## STATED GOAL
Select and reproduce each line of the listing below that bears the string "водоотведения".

— Begin —

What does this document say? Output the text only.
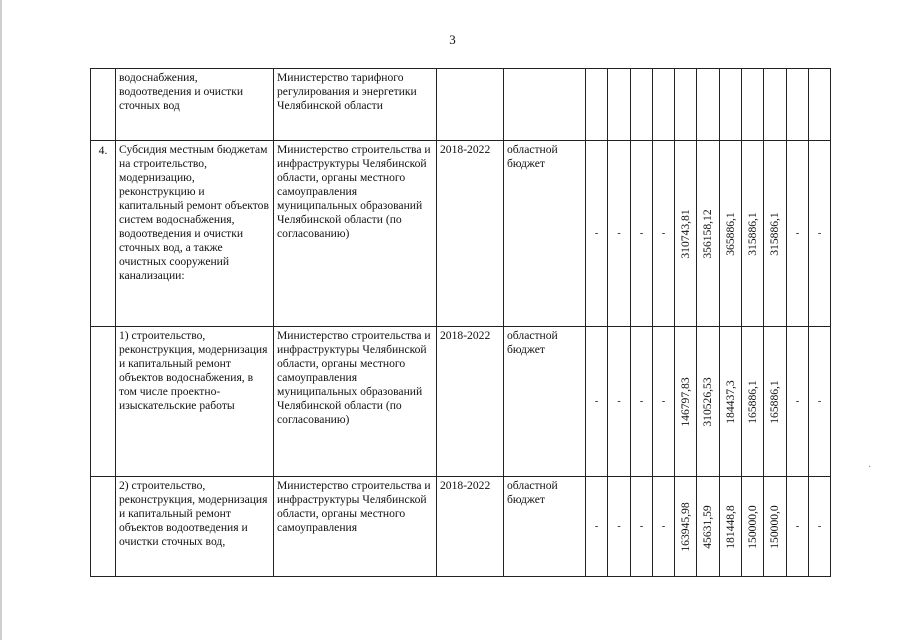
3
·
	водоснабжения, водоотведения и очистки сточных вод	Министерство тарифного регулирования и энергетики Челябинской области			

4.	Субсидия местным бюджетам на строительство, модернизацию, реконструкцию и капитальный ремонт объектов систем водоснабжения, водоотведения и очистки сточных вод, а также очистных сооружений канализации:	Министерство строительства и инфраструктуры Челябинской области, органы местного самоуправления муниципальных образований Челябинской области (по согласованию)	2018-2022	областной бюджет	-	-	-	-	310743,81	356158,12	365886,1	315886,1	315886,1	-	-

	1) строительство, реконструкция, модернизация и капитальный ремонт объектов водоснабжения, в том числе проектно-изыскательские работы	Министерство строительства и инфраструктуры Челябинской области, органы местного самоуправления муниципальных образований Челябинской области (по согласованию)	2018-2022	областной бюджет	-	-	-	-	146797,83	310526,53	184437,3	165886,1	165886,1	-	-

	2) строительство, реконструкция, модернизация и капитальный ремонт объектов водоотведения и очистки сточных вод,	Министерство строительства и инфраструктуры Челябинской области, органы местного самоуправления	2018-2022	областной бюджет	-	-	-	-	163945,98	45631,59	181448,8	150000,0	150000,0	-	-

— End —

## REPLY
	водоснабжения, водоотведения и очистки сточных вод	Министерство тарифного регулирования и энергетики Челябинской области			
4.	Субсидия местным бюджетам на строительство, модернизацию, реконструкцию и капитальный ремонт объектов систем водоснабжения, водоотведения и очистки сточных вод, а также очистных сооружений канализации:	Министерство строительства и инфраструктуры Челябинской области, органы местного самоуправления муниципальных образований Челябинской области (по согласованию)	2018-2022	областной бюджет	-	-	-	-	310743,81	356158,12	365886,1	315886,1	315886,1	-	-
	2) строительство, реконструкция, модернизация и капитальный ремонт объектов водоотведения и очистки сточных вод,	Министерство строительства и инфраструктуры Челябинской области, органы местного самоуправления	2018-2022	областной бюджет	-	-	-	-	163945,98	45631,59	181448,8	150000,0	150000,0	-	-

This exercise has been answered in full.